- [MATERIAL SHOWN]:
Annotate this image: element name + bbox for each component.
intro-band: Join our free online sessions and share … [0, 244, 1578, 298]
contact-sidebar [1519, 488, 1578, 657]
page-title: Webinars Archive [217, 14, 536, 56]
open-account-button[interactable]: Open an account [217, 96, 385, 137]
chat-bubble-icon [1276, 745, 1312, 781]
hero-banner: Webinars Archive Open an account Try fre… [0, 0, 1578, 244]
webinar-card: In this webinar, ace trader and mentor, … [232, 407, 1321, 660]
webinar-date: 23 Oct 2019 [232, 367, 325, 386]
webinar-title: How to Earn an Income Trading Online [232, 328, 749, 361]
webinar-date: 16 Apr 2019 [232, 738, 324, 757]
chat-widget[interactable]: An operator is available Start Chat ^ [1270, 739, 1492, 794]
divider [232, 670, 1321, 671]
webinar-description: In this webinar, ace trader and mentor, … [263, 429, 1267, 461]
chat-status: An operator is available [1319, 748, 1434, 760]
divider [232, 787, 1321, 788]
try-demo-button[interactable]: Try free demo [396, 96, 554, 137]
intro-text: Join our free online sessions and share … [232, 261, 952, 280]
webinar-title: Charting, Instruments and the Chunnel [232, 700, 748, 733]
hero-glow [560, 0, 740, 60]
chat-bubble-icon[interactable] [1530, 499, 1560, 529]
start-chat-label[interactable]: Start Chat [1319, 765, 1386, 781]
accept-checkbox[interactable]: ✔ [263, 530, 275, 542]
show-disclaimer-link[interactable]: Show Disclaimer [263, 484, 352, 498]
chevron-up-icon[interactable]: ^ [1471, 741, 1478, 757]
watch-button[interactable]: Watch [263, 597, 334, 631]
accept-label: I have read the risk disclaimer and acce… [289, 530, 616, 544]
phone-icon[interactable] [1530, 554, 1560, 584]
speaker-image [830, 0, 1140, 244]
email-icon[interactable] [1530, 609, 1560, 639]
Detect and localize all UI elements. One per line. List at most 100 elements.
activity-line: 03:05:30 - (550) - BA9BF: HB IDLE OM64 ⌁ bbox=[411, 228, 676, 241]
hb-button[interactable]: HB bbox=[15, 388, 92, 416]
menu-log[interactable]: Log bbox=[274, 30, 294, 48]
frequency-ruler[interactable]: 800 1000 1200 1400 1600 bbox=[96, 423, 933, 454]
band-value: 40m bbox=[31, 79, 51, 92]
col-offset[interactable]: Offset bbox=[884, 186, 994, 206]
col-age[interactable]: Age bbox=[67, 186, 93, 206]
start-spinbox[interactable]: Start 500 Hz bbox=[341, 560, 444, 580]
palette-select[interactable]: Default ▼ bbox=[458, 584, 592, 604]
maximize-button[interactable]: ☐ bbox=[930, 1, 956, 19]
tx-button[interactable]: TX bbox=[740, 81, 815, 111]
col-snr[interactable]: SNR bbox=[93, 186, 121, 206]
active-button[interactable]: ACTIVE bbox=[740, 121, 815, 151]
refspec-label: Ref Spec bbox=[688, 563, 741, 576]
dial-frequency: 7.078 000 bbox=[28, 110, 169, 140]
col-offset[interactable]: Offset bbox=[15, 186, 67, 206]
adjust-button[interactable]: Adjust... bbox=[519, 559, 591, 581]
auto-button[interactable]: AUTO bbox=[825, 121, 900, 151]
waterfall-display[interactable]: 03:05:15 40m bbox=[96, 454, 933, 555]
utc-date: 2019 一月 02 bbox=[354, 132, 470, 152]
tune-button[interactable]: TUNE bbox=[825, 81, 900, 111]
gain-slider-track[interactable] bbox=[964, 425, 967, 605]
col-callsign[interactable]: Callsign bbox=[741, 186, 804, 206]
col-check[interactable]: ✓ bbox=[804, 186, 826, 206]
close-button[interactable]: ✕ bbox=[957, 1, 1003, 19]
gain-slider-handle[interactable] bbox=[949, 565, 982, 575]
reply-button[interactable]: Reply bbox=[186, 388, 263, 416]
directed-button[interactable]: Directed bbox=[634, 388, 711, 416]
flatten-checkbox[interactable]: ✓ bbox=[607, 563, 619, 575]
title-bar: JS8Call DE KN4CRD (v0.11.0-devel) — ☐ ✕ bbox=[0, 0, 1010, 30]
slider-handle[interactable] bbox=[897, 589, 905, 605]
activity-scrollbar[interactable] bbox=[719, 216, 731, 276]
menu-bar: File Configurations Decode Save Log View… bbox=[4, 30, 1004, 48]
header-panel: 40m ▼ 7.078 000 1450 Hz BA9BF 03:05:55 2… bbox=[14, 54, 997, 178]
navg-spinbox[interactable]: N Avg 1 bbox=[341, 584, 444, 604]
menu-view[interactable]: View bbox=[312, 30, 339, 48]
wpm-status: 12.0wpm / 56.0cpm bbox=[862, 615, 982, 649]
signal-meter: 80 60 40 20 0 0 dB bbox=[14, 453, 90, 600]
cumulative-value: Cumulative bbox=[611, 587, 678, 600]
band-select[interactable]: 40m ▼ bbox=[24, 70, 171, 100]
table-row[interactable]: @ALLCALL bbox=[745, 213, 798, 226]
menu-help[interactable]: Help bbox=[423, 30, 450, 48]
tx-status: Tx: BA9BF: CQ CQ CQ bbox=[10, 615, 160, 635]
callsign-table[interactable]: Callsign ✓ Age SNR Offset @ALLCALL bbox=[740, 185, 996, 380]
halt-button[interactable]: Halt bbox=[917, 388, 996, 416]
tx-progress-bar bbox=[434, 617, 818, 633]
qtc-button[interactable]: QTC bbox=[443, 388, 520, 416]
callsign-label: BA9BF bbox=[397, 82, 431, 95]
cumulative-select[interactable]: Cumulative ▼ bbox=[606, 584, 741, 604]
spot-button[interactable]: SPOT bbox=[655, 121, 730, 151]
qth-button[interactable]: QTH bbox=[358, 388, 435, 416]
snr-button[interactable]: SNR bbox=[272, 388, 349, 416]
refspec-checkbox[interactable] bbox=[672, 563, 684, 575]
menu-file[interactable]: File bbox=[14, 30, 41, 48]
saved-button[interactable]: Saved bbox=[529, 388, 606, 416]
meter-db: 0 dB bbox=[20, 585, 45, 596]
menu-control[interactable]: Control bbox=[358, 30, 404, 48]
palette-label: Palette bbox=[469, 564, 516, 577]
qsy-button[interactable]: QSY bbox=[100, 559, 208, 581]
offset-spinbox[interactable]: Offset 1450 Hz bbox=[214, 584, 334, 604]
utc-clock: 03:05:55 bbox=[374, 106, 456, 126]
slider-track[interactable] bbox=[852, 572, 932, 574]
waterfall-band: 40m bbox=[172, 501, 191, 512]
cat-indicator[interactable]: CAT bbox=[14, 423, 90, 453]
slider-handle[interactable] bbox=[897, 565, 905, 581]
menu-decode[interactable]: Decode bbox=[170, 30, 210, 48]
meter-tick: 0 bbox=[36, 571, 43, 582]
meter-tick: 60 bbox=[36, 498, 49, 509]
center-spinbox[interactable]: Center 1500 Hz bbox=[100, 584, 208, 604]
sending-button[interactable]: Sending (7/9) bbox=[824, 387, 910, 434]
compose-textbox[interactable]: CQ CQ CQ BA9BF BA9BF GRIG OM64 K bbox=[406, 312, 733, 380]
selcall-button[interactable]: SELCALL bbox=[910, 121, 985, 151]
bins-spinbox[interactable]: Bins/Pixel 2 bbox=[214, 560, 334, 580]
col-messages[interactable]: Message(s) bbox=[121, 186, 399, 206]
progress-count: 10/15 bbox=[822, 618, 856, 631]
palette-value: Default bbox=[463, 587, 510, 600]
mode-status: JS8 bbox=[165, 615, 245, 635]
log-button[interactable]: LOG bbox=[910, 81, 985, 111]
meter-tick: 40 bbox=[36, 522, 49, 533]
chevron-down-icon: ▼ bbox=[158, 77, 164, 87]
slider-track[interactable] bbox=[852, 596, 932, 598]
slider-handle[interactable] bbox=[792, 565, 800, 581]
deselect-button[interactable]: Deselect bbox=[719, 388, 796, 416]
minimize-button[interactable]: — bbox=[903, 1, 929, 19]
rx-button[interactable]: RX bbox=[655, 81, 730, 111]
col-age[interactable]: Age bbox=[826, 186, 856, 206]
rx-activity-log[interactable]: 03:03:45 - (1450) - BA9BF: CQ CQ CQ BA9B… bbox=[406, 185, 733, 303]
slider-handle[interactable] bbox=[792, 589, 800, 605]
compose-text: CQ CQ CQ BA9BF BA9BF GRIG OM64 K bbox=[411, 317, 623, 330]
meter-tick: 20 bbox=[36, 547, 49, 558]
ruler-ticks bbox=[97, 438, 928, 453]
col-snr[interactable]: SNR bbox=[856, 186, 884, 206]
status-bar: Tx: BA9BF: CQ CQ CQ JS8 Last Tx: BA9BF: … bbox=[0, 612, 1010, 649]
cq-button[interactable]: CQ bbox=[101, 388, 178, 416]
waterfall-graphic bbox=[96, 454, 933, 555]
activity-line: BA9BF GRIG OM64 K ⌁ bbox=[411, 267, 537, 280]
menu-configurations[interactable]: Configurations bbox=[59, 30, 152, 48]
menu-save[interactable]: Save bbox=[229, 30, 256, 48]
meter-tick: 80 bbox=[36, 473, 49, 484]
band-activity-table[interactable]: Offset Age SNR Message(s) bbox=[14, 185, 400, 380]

- [WHAT YOU NEED TO DO]: Could you print the listing above word for word, from its first line through the line containing "open-account-button[interactable]: Open an", with both of those lines included?

- [SOLUTION TO THIS PROBLEM]:
Annotate this image: element name + bbox for each component.
intro-band: Join our free online sessions and share … [0, 244, 1578, 298]
contact-sidebar [1519, 488, 1578, 657]
page-title: Webinars Archive [217, 14, 536, 56]
open-account-button[interactable]: Open an account [217, 96, 385, 137]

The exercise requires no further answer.